# Exercise requirements:
Every line that includes the word "days" needs to be copied from the listing.

# Material for this task:
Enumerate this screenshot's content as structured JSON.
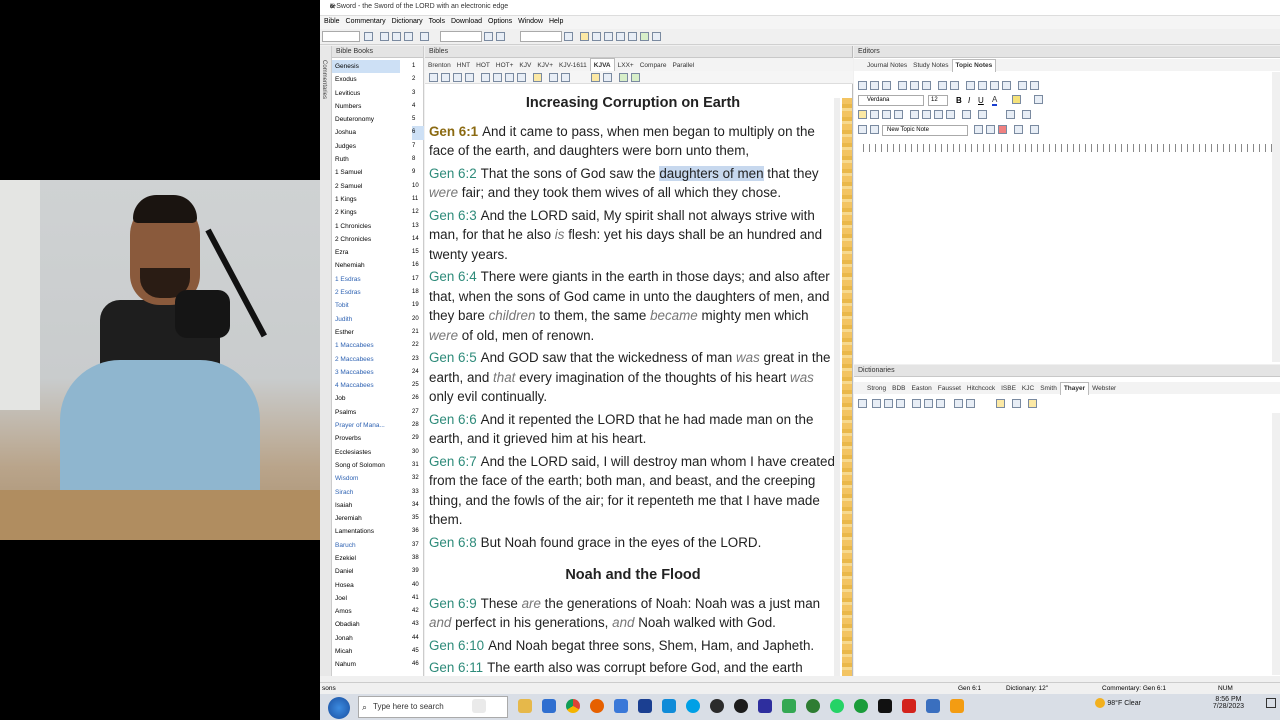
{
  "app": {
    "title": "e-Sword - the Sword of the LORD with an electronic edge",
    "menu": [
      "Bible",
      "Commentary",
      "Dictionary",
      "Tools",
      "Download",
      "Options",
      "Window",
      "Help"
    ]
  },
  "side_tab": "Commentaries",
  "books_panel": {
    "title": "Bible Books",
    "books": [
      "Genesis",
      "Exodus",
      "Leviticus",
      "Numbers",
      "Deuteronomy",
      "Joshua",
      "Judges",
      "Ruth",
      "1 Samuel",
      "2 Samuel",
      "1 Kings",
      "2 Kings",
      "1 Chronicles",
      "2 Chronicles",
      "Ezra",
      "Nehemiah",
      "1 Esdras",
      "2 Esdras",
      "Tobit",
      "Judith",
      "Esther",
      "1 Maccabees",
      "2 Maccabees",
      "3 Maccabees",
      "4 Maccabees",
      "Job",
      "Psalms",
      "Prayer of Mana...",
      "Proverbs",
      "Ecclesiastes",
      "Song of Solomon",
      "Wisdom",
      "Sirach",
      "Isaiah",
      "Jeremiah",
      "Lamentations",
      "Baruch",
      "Ezekiel",
      "Daniel",
      "Hosea",
      "Joel",
      "Amos",
      "Obadiah",
      "Jonah",
      "Micah",
      "Nahum"
    ],
    "apocrypha": [
      "1 Esdras",
      "2 Esdras",
      "Tobit",
      "Judith",
      "1 Maccabees",
      "2 Maccabees",
      "3 Maccabees",
      "4 Maccabees",
      "Prayer of Mana...",
      "Wisdom",
      "Sirach",
      "Baruch"
    ],
    "chapters": [
      "1",
      "2",
      "3",
      "4",
      "5",
      "6",
      "7",
      "8",
      "9",
      "10",
      "11",
      "12",
      "13",
      "14",
      "15",
      "16",
      "17",
      "18",
      "19",
      "20",
      "21",
      "22",
      "23",
      "24",
      "25",
      "26",
      "27",
      "28",
      "29",
      "30",
      "31",
      "32",
      "33",
      "34",
      "35",
      "36",
      "37",
      "38",
      "39",
      "40",
      "41",
      "42",
      "43",
      "44",
      "45",
      "46"
    ]
  },
  "bibles_panel": {
    "title": "Bibles",
    "tabs": [
      "Brenton",
      "HNT",
      "HOT",
      "HOT+",
      "KJV",
      "KJV+",
      "KJV-1611",
      "KJVA",
      "LXX+",
      "Compare",
      "Parallel"
    ],
    "active_tab": "KJVA",
    "heading1": "Increasing Corruption on Earth",
    "heading2": "Noah and the Flood",
    "verses": [
      {
        "ref": "Gen 6:1",
        "parts": [
          [
            "n",
            "And it came to pass, when men began to multiply on the face of the earth, and daughters were born unto them,"
          ]
        ]
      },
      {
        "ref": "Gen 6:2",
        "parts": [
          [
            "n",
            "That the sons of God saw the "
          ],
          [
            "h",
            "daughters of men"
          ],
          [
            "n",
            " that they "
          ],
          [
            "i",
            "were"
          ],
          [
            "n",
            " fair; and they took them wives of all which they chose."
          ]
        ]
      },
      {
        "ref": "Gen 6:3",
        "parts": [
          [
            "n",
            "And the LORD said, My spirit shall not always strive with man, for that he also "
          ],
          [
            "i",
            "is"
          ],
          [
            "n",
            " flesh: yet his days shall be an hundred and twenty years."
          ]
        ]
      },
      {
        "ref": "Gen 6:4",
        "parts": [
          [
            "n",
            "There were giants in the earth in those days; and also after that, when the sons of God came in unto the daughters of men, and they bare "
          ],
          [
            "i",
            "children"
          ],
          [
            "n",
            " to them, the same "
          ],
          [
            "i",
            "became"
          ],
          [
            "n",
            " mighty men which "
          ],
          [
            "i",
            "were"
          ],
          [
            "n",
            " of old, men of renown."
          ]
        ]
      },
      {
        "ref": "Gen 6:5",
        "parts": [
          [
            "n",
            "And GOD saw that the wickedness of man "
          ],
          [
            "i",
            "was"
          ],
          [
            "n",
            " great in the earth, and "
          ],
          [
            "i",
            "that"
          ],
          [
            "n",
            " every imagination of the thoughts of his heart "
          ],
          [
            "i",
            "was"
          ],
          [
            "n",
            " only evil continually."
          ]
        ]
      },
      {
        "ref": "Gen 6:6",
        "parts": [
          [
            "n",
            "And it repented the LORD that he had made man on the earth, and it grieved him at his heart."
          ]
        ]
      },
      {
        "ref": "Gen 6:7",
        "parts": [
          [
            "n",
            "And the LORD said, I will destroy man whom I have created from the face of the earth; both man, and beast, and the creeping thing, and the fowls of the air; for it repenteth me that I have made them."
          ]
        ]
      },
      {
        "ref": "Gen 6:8",
        "parts": [
          [
            "n",
            "But Noah found grace in the eyes of the LORD."
          ]
        ]
      }
    ],
    "verses2": [
      {
        "ref": "Gen 6:9",
        "parts": [
          [
            "n",
            "These "
          ],
          [
            "i",
            "are"
          ],
          [
            "n",
            " the generations of Noah: Noah was a just man "
          ],
          [
            "i",
            "and"
          ],
          [
            "n",
            " perfect in his generations, "
          ],
          [
            "i",
            "and"
          ],
          [
            "n",
            " Noah walked with God."
          ]
        ]
      },
      {
        "ref": "Gen 6:10",
        "parts": [
          [
            "n",
            "And Noah begat three sons, Shem, Ham, and Japheth."
          ]
        ]
      },
      {
        "ref": "Gen 6:11",
        "parts": [
          [
            "n",
            "The earth also was corrupt before God, and the earth"
          ]
        ]
      }
    ]
  },
  "editors_panel": {
    "title": "Editors",
    "tabs": [
      "Journal Notes",
      "Study Notes",
      "Topic Notes"
    ],
    "active_tab": "Topic Notes",
    "font": "Verdana",
    "size": "12",
    "topic": "New Topic Note"
  },
  "dict_panel": {
    "title": "Dictionaries",
    "tabs": [
      "Strong",
      "BDB",
      "Easton",
      "Fausset",
      "Hitchcock",
      "ISBE",
      "KJC",
      "Smith",
      "Thayer",
      "Webster"
    ],
    "active_tab": "Thayer"
  },
  "status": {
    "left": "sons",
    "verse": "Gen 6:1",
    "dictionary": "Dictionary: 12\"",
    "commentary": "Commentary: Gen 6:1",
    "num": "NUM"
  },
  "taskbar": {
    "search_placeholder": "Type here to search",
    "weather": "98°F  Clear",
    "time": "8:56 PM",
    "date": "7/28/2023"
  }
}
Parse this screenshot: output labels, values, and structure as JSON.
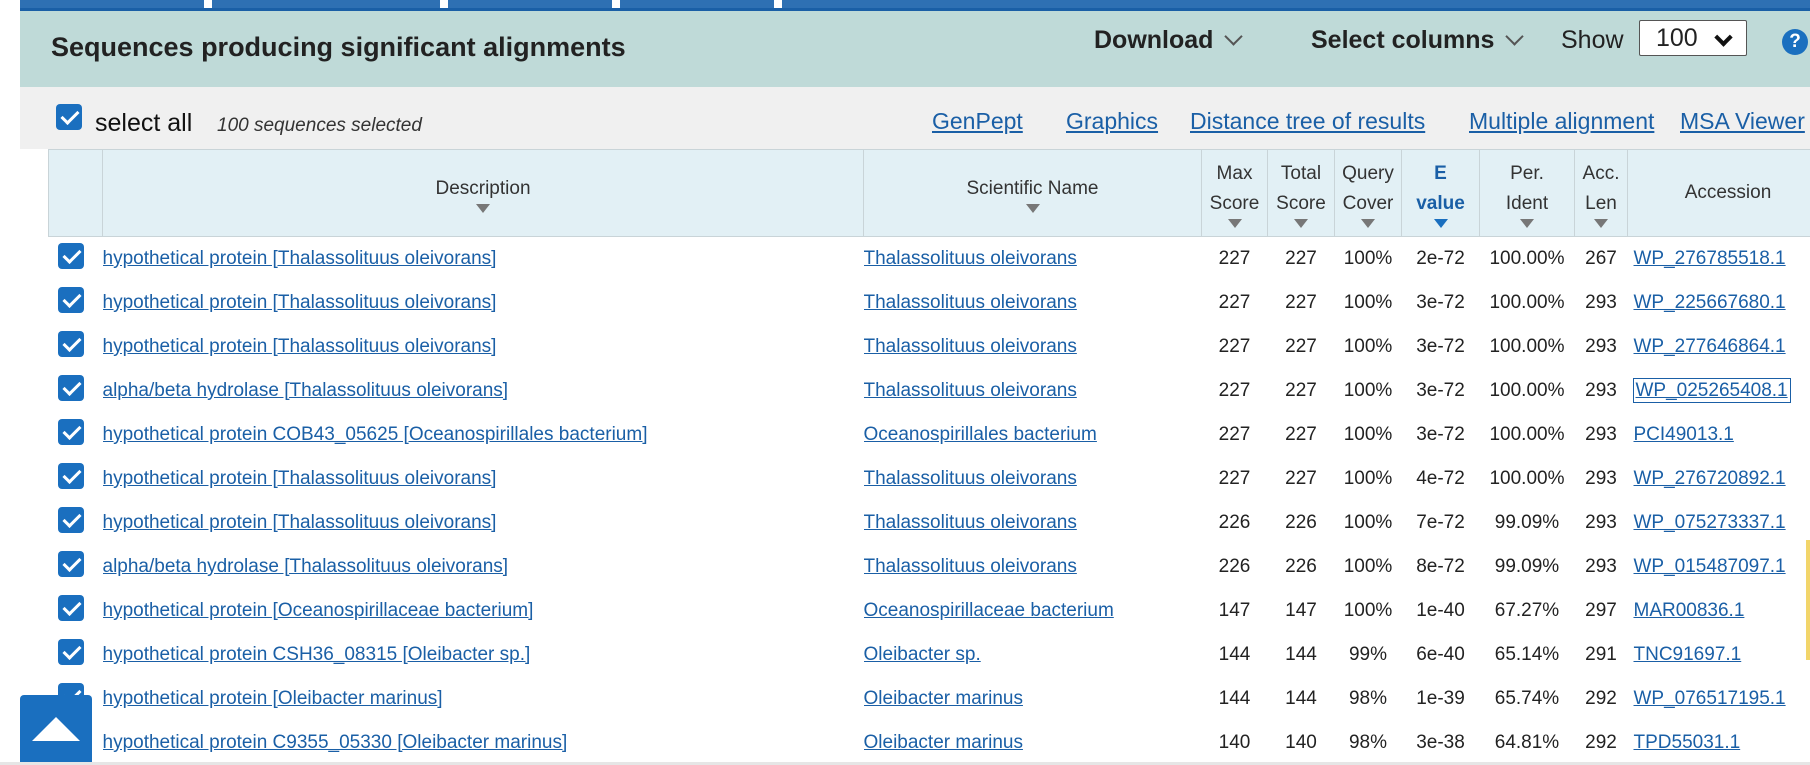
{
  "header": {
    "title": "Sequences producing significant alignments",
    "download_label": "Download",
    "select_columns_label": "Select columns",
    "show_label": "Show",
    "show_value": "100",
    "help_label": "?"
  },
  "toolbar": {
    "select_all_label": "select all",
    "selected_count": "100 sequences selected",
    "links": [
      "GenPept",
      "Graphics",
      "Distance tree of results",
      "Multiple alignment",
      "MSA Viewer"
    ]
  },
  "columns": {
    "description": "Description",
    "scientific_name": "Scientific Name",
    "max_score_1": "Max",
    "max_score_2": "Score",
    "total_score_1": "Total",
    "total_score_2": "Score",
    "query_cover_1": "Query",
    "query_cover_2": "Cover",
    "evalue_1": "E",
    "evalue_2": "value",
    "per_ident_1": "Per.",
    "per_ident_2": "Ident",
    "acc_len_1": "Acc.",
    "acc_len_2": "Len",
    "accession": "Accession"
  },
  "rows": [
    {
      "description": "hypothetical protein [Thalassolituus oleivorans]",
      "scientific_name": "Thalassolituus oleivorans",
      "max_score": "227",
      "total_score": "227",
      "query_cover": "100%",
      "evalue": "2e-72",
      "per_ident": "100.00%",
      "acc_len": "267",
      "accession": "WP_276785518.1"
    },
    {
      "description": "hypothetical protein [Thalassolituus oleivorans]",
      "scientific_name": "Thalassolituus oleivorans",
      "max_score": "227",
      "total_score": "227",
      "query_cover": "100%",
      "evalue": "3e-72",
      "per_ident": "100.00%",
      "acc_len": "293",
      "accession": "WP_225667680.1"
    },
    {
      "description": "hypothetical protein [Thalassolituus oleivorans]",
      "scientific_name": "Thalassolituus oleivorans",
      "max_score": "227",
      "total_score": "227",
      "query_cover": "100%",
      "evalue": "3e-72",
      "per_ident": "100.00%",
      "acc_len": "293",
      "accession": "WP_277646864.1"
    },
    {
      "description": "alpha/beta hydrolase [Thalassolituus oleivorans]",
      "scientific_name": "Thalassolituus oleivorans",
      "max_score": "227",
      "total_score": "227",
      "query_cover": "100%",
      "evalue": "3e-72",
      "per_ident": "100.00%",
      "acc_len": "293",
      "accession": "WP_025265408.1"
    },
    {
      "description": "hypothetical protein COB43_05625 [Oceanospirillales bacterium]",
      "scientific_name": "Oceanospirillales bacterium",
      "max_score": "227",
      "total_score": "227",
      "query_cover": "100%",
      "evalue": "3e-72",
      "per_ident": "100.00%",
      "acc_len": "293",
      "accession": "PCI49013.1"
    },
    {
      "description": "hypothetical protein [Thalassolituus oleivorans]",
      "scientific_name": "Thalassolituus oleivorans",
      "max_score": "227",
      "total_score": "227",
      "query_cover": "100%",
      "evalue": "4e-72",
      "per_ident": "100.00%",
      "acc_len": "293",
      "accession": "WP_276720892.1"
    },
    {
      "description": "hypothetical protein [Thalassolituus oleivorans]",
      "scientific_name": "Thalassolituus oleivorans",
      "max_score": "226",
      "total_score": "226",
      "query_cover": "100%",
      "evalue": "7e-72",
      "per_ident": "99.09%",
      "acc_len": "293",
      "accession": "WP_075273337.1"
    },
    {
      "description": "alpha/beta hydrolase [Thalassolituus oleivorans]",
      "scientific_name": "Thalassolituus oleivorans",
      "max_score": "226",
      "total_score": "226",
      "query_cover": "100%",
      "evalue": "8e-72",
      "per_ident": "99.09%",
      "acc_len": "293",
      "accession": "WP_015487097.1"
    },
    {
      "description": "hypothetical protein [Oceanospirillaceae bacterium]",
      "scientific_name": "Oceanospirillaceae bacterium",
      "max_score": "147",
      "total_score": "147",
      "query_cover": "100%",
      "evalue": "1e-40",
      "per_ident": "67.27%",
      "acc_len": "297",
      "accession": "MAR00836.1"
    },
    {
      "description": "hypothetical protein CSH36_08315 [Oleibacter sp.]",
      "scientific_name": "Oleibacter sp.",
      "max_score": "144",
      "total_score": "144",
      "query_cover": "99%",
      "evalue": "6e-40",
      "per_ident": "65.14%",
      "acc_len": "291",
      "accession": "TNC91697.1"
    },
    {
      "description": "hypothetical protein [Oleibacter marinus]",
      "scientific_name": "Oleibacter marinus",
      "max_score": "144",
      "total_score": "144",
      "query_cover": "98%",
      "evalue": "1e-39",
      "per_ident": "65.74%",
      "acc_len": "292",
      "accession": "WP_076517195.1"
    },
    {
      "description": "hypothetical protein C9355_05330 [Oleibacter marinus]",
      "scientific_name": "Oleibacter marinus",
      "max_score": "140",
      "total_score": "140",
      "query_cover": "98%",
      "evalue": "3e-38",
      "per_ident": "64.81%",
      "acc_len": "292",
      "accession": "TPD55031.1"
    }
  ],
  "colors": {
    "accent": "#1a6fbf",
    "link": "#1a5fa6",
    "header_bg": "#bfdad8",
    "table_header_bg": "#e2f0f5",
    "toolbar_bg": "#f0f0f0"
  },
  "icons": {
    "help": "question-circle-icon",
    "back_to_top": "arrow-up-icon",
    "dropdown": "chevron-down-icon",
    "sort": "sort-down-icon"
  }
}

# Solution for this exercise:
            " flesh: yet his days shall be an hundred and twenty years."
            "There were giants in the earth in those days; and also after that, when the sons of God came in unto the daughters of men, and they bare "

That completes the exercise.